### YOUR GOAL:
Carry on the apatite-dating text from its final sentence, keeping its technical register.

Origin of life from apatite dating?

Abstract

Mojzsis et al.¹,² reported the carbon-isotope composition of carbonaceous inclusions in grains of apatite from sediment sequences of Akilia island, southwest Greenland, that are more than 3,850 million years (Myr) old. The δ¹³C values measured by Mojzsis et al.¹ led them to conclude that these carbonaceous materials are evidence of early life 3,850 Myr ago. But if other isotopes (U-Pb and Pb-Pb) are used, the apatites are estimated at just 1,504±336 (2σ) and 1,459±160 (2σ) Myr old. This value is consistent with measurements of 1,600-1,700 Myr for Rb-Sr mineral isochrons on biotites³ and 1,670 Myr for K-Ar muscovite⁴ from Amitsog gneiss in the region. We conclude that, about 1,500 Myr ago, these apatites in Akilia island experienced a metamorphic event of about 600 °C (estimated by the closure temperature of the U-Pb system⁵,⁶).

Main

Mojzsis et al.¹ measured the carbon-isotope composition of graphite inclusions in grains of apatite in banded-iron formations (BIFs) from Akilia island. Their observed δ¹³C values ranged from −20 per mil (‰) to −50‰, using a PDB standard, indicating a biogenic origin. The BIFs are older than 3,850 Myr (ref. 2), but the age of the apatite housing the graphite material was not determined. Here we present measurements of the U-Pb age of apatites from closely related samples.

We cast the sample chip of the Akilia BIFs (approximately 1×1 cm) into epoxy-resin disks with several grains of standard apatite and polished them until they were exposed through their mid-sections. The sample apatites are about 20-30 μm in size and show similar texture to those reported by Mojzsis et al.¹. We focused a primary beam of about 2.5 nA O₂⁻ to sputter an area of apatites 20 μm in diameter, and extracted the positive secondary ions using 10 kV. We found no isobaric interferences in the mass range over ²⁰⁴Pb and ²⁰⁸Pb at a mass resolution of 5,800. We obtained the ²³⁸U/²⁰⁶Pb ratios from the observed ²³⁸U⁺/²⁰⁶Pb⁺ ratios by calibration using an empirical quadratic relationship between ²⁰⁶Pb⁺/²³⁸U⁺ and ²³⁸U¹⁶O⁺/²³⁸U⁺ ratios of standard. The experimental details of the apatite U-Pb analysis and calibration of data are given elsewhere⁷.

### EXCERPTED RECORDS:

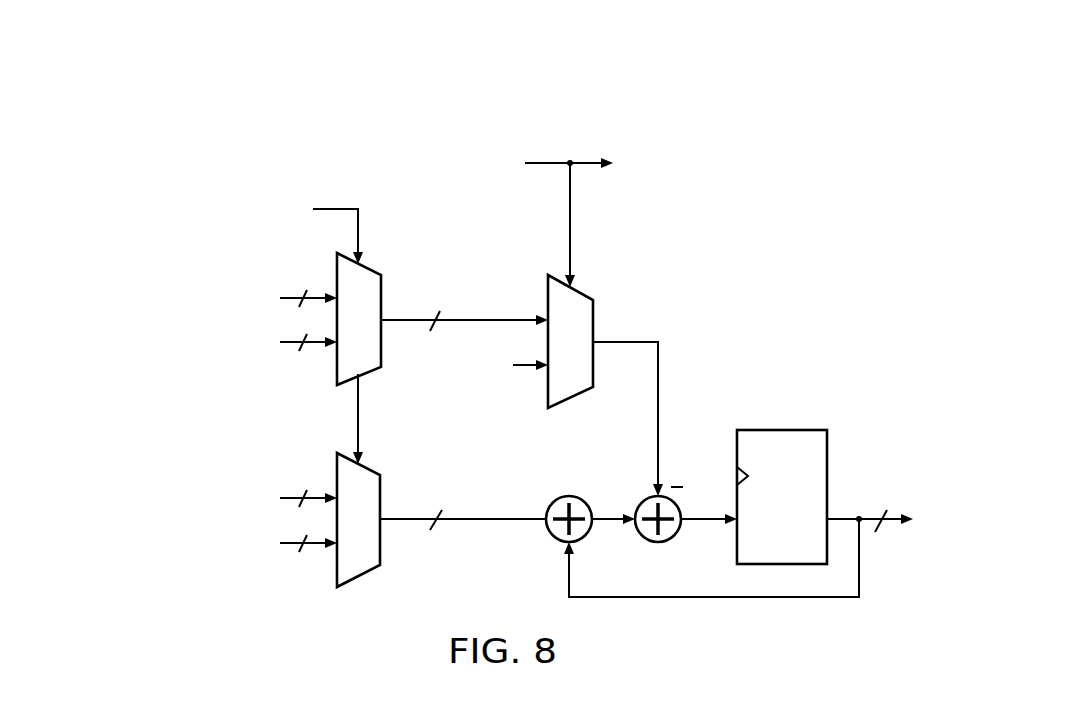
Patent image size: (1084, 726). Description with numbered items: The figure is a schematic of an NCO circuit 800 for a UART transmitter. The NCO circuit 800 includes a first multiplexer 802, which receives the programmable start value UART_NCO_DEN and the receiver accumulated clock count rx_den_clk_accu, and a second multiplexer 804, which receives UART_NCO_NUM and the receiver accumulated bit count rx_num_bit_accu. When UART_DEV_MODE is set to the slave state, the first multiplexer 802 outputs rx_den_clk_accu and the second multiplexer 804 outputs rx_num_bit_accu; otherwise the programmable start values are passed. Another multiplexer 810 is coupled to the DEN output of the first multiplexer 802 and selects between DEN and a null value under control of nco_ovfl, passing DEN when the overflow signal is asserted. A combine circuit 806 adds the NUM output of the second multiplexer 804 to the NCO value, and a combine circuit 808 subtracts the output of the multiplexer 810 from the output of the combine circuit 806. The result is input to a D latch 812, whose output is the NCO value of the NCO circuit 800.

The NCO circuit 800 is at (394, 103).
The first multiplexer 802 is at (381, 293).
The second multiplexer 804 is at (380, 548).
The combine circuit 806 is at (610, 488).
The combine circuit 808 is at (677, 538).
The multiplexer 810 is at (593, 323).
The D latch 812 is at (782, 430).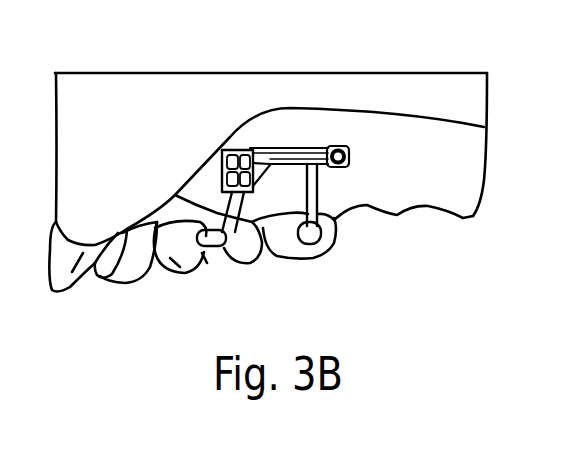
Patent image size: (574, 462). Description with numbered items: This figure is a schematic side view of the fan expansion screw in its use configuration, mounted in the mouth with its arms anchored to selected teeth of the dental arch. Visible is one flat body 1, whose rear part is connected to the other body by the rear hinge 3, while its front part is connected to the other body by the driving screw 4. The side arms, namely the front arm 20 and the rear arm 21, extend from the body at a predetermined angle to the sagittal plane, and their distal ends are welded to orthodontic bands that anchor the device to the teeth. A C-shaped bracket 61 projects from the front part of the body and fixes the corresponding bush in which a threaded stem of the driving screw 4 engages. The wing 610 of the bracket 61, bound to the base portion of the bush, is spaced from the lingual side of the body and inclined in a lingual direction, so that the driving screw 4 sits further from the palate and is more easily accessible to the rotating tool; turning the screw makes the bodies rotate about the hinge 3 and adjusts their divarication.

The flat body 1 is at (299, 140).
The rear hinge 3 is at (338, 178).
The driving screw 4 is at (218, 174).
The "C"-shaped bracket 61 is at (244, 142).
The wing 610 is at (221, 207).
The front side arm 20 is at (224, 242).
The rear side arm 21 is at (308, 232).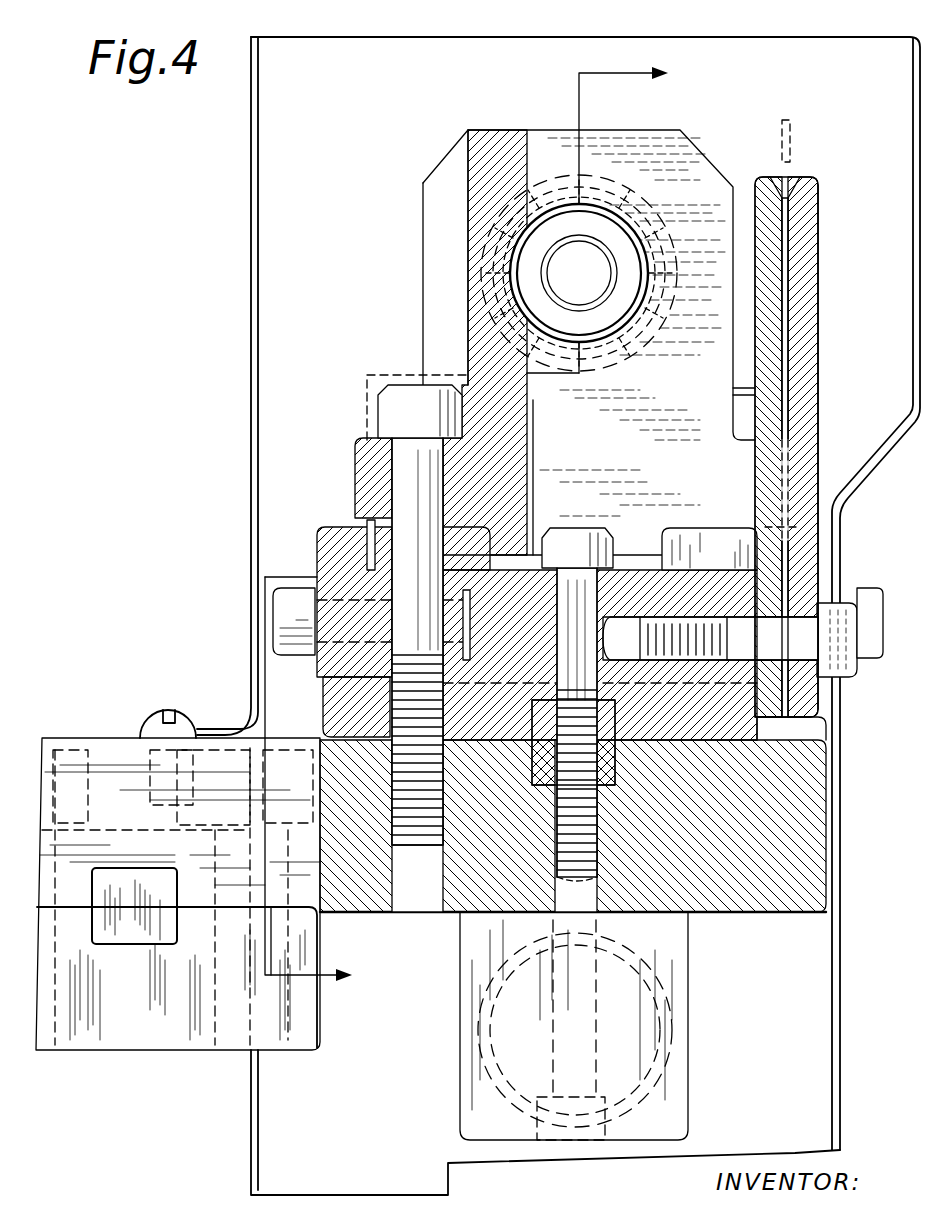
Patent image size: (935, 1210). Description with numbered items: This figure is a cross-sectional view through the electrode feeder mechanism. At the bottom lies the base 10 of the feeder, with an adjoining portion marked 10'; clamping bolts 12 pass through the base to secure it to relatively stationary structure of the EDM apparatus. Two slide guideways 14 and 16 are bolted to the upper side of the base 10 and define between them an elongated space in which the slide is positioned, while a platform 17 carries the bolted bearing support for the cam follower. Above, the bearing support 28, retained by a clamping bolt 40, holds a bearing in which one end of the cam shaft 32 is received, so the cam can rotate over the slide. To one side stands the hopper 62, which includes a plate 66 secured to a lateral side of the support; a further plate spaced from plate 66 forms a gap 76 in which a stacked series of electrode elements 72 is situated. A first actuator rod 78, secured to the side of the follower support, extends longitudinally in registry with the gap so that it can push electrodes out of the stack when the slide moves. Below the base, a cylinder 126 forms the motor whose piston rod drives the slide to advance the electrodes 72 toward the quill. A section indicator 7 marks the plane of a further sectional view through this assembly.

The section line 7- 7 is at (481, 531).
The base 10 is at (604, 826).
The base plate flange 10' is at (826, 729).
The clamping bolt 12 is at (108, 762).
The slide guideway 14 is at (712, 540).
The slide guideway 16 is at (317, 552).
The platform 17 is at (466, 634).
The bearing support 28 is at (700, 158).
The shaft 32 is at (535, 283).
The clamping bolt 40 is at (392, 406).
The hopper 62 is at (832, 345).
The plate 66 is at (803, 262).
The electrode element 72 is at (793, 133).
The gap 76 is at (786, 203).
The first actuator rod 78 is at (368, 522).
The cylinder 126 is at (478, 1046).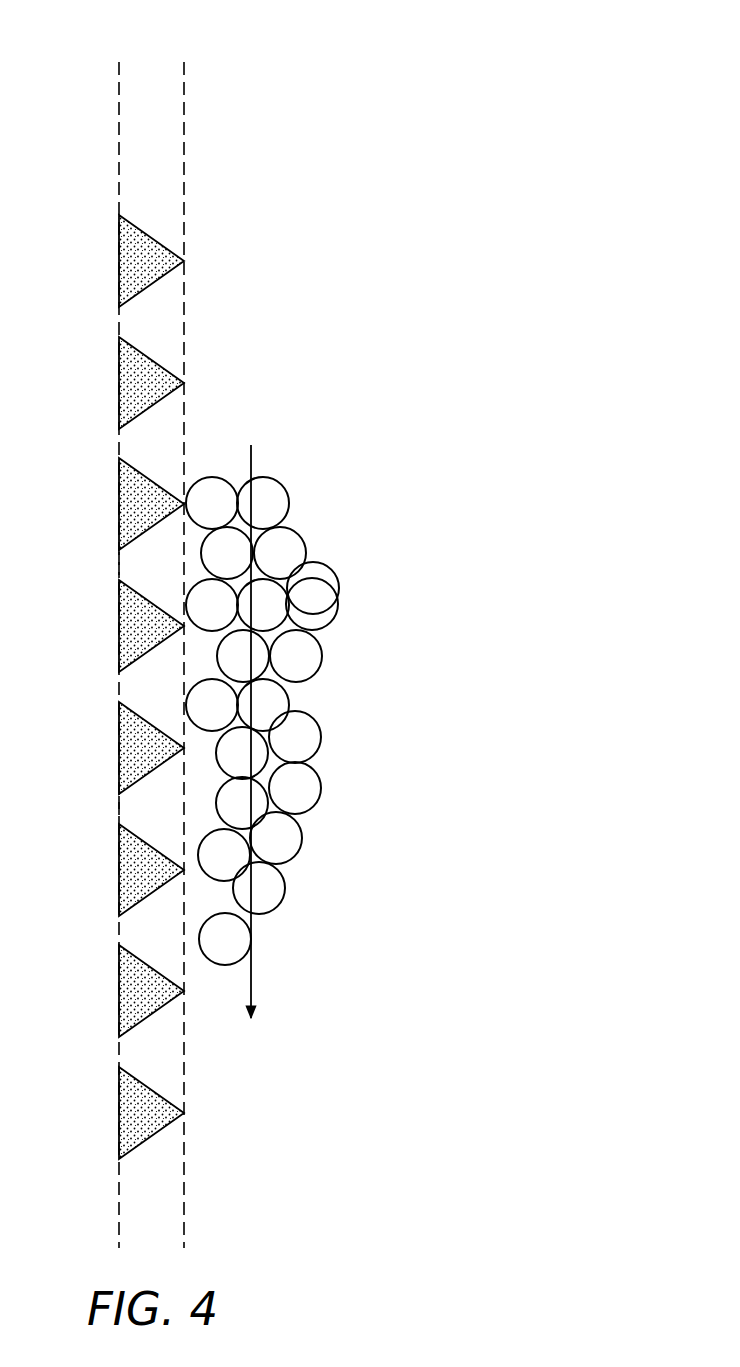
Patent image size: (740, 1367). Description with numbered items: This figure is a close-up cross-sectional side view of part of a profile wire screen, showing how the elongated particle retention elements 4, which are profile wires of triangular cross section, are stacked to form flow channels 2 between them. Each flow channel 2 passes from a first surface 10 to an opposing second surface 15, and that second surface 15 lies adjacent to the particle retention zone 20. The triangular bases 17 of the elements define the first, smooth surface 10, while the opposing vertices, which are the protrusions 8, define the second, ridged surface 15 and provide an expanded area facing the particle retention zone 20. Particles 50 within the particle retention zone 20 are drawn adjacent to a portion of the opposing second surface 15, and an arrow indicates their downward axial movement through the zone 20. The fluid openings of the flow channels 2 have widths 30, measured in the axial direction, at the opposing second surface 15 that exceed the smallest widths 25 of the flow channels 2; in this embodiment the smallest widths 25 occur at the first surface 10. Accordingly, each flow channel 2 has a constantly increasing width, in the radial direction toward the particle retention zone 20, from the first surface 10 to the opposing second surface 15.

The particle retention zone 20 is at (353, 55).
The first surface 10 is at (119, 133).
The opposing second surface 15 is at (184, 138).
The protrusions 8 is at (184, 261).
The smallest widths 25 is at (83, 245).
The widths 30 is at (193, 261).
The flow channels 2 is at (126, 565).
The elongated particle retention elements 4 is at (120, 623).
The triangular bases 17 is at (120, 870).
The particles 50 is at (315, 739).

### EXPECTED ANSWER:
Eleven spots on seven individual apatite grains indicate that U concentrations vary significantly from 22.8 to 132 p.p.m. and do not show any correlation with ²⁰⁶Pb/²⁰⁴Pb and ²⁰⁷Pb/²⁰⁴Pb ratios. A correlation diagram of ²³⁸U/²⁰⁴Pb and ²⁰⁶Pb/²⁰⁴Pb ratios of the Akilia apatites is shown in Fig. 1. A least-squares fit using the York method gives the ²³⁸U-²⁰⁶Pb* isochron ages of 1,504±336 (2σ; mean square of weighted deviates (MSWD)=6.4). A correlation diagram of ²⁰⁴Pb/²⁰⁶Pb and ²⁰⁷Pb/²⁰⁶Pb ratios yields the ²⁰⁶Pb*-²⁰⁷Pb* isochron ages of 1,459±160 (2σ; MSWD=1.2). Both ages agree well with each other and are younger than the 3,860±10 Myr of ref. 2 for BIFs. This suggests either that the apatites in the BIFs grew about 1,500 Myr ago, or that they grew earlier than that but were subsequently affected by recrystallization, and/or diffusive exchange with the environment, which reset the U-Pb system of the samples. If the apatites were formed during metamorphism, biogenic carbon could have been introduced during the event.

Figure 1: Correlation diagrams of ²³⁸U/²⁰⁴Pb and ²⁰⁶Pb/²⁰⁴Pb ratios of Akilia apatites.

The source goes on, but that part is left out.